● Records for the exercise
________________________
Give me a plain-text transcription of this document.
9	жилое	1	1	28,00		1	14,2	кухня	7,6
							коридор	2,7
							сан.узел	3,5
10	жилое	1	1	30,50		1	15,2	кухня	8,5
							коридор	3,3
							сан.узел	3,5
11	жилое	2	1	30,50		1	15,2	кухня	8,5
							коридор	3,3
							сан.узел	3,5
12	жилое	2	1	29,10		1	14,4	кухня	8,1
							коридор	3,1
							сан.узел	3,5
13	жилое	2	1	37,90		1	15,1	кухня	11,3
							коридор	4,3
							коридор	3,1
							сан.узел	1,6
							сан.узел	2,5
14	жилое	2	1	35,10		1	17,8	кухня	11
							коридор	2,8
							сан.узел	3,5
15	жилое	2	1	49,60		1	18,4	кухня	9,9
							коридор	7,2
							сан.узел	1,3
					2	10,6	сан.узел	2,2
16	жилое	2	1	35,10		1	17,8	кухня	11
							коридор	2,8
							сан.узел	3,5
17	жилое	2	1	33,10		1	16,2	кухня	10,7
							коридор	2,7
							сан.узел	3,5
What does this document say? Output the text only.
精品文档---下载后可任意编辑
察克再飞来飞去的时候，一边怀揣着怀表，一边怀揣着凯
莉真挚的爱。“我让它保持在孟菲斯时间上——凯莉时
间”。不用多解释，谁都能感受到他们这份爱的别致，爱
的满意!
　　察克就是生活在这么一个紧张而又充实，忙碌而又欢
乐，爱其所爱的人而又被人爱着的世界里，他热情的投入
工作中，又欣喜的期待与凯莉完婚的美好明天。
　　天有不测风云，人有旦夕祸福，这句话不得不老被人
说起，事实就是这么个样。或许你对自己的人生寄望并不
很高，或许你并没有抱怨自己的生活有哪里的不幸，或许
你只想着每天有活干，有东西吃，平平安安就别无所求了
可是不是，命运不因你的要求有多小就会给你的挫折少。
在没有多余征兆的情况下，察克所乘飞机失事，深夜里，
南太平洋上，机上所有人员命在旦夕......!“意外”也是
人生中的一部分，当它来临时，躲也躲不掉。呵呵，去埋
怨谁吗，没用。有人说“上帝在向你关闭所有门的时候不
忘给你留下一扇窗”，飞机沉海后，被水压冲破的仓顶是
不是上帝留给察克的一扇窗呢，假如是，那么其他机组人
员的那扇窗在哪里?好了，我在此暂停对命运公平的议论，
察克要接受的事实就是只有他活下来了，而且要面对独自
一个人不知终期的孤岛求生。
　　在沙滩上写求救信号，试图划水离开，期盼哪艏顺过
________________________
● Your objective
Word for word, quote all of the data above.

● Completed task
Give me a plain-text transcription of this document.
9	жилое	1	1	28,00		1	14,2	кухня	7,6
							коридор	2,7
							сан.узел	3,5
10	жилое	1	1	30,50		1	15,2	кухня	8,5
							коридор	3,3
							сан.узел	3,5
11	жилое	2	1	30,50		1	15,2	кухня	8,5
							коридор	3,3
							сан.узел	3,5
12	жилое	2	1	29,10		1	14,4	кухня	8,1
							коридор	3,1
							сан.узел	3,5
13	жилое	2	1	37,90		1	15,1	кухня	11,3
							коридор	4,3
							коридор	3,1
							сан.узел	1,6
							сан.узел	2,5
14	жилое	2	1	35,10		1	17,8	кухня	11
							коридор	2,8
							сан.узел	3,5
15	жилое	2	1	49,60		1	18,4	кухня	9,9
							коридор	7,2
							сан.узел	1,3
					2	10,6	сан.узел	2,2
16	жилое	2	1	35,10		1	17,8	кухня	11
							коридор	2,8
							сан.узел	3,5
17	жилое	2	1	33,10		1	16,2	кухня	10,7
							коридор	2,7
							сан.узел	3,5
What does this document say? Output the text only.
精品文档---下载后可任意编辑
察克再飞来飞去的时候，一边怀揣着怀表，一边怀揣着凯
莉真挚的爱。“我让它保持在孟菲斯时间上——凯莉时
间”。不用多解释，谁都能感受到他们这份爱的别致，爱
的满意!
　　察克就是生活在这么一个紧张而又充实，忙碌而又欢
乐，爱其所爱的人而又被人爱着的世界里，他热情的投入
工作中，又欣喜的期待与凯莉完婚的美好明天。
　　天有不测风云，人有旦夕祸福，这句话不得不老被人
说起，事实就是这么个样。或许你对自己的人生寄望并不
很高，或许你并没有抱怨自己的生活有哪里的不幸，或许
你只想着每天有活干，有东西吃，平平安安就别无所求了
可是不是，命运不因你的要求有多小就会给你的挫折少。
在没有多余征兆的情况下，察克所乘飞机失事，深夜里，
南太平洋上，机上所有人员命在旦夕......!“意外”也是
人生中的一部分，当它来临时，躲也躲不掉。呵呵，去埋
怨谁吗，没用。有人说“上帝在向你关闭所有门的时候不
忘给你留下一扇窗”，飞机沉海后，被水压冲破的仓顶是
不是上帝留给察克的一扇窗呢，假如是，那么其他机组人
员的那扇窗在哪里?好了，我在此暂停对命运公平的议论，
察克要接受的事实就是只有他活下来了，而且要面对独自
一个人不知终期的孤岛求生。
　　在沙滩上写求救信号，试图划水离开，期盼哪艏顺过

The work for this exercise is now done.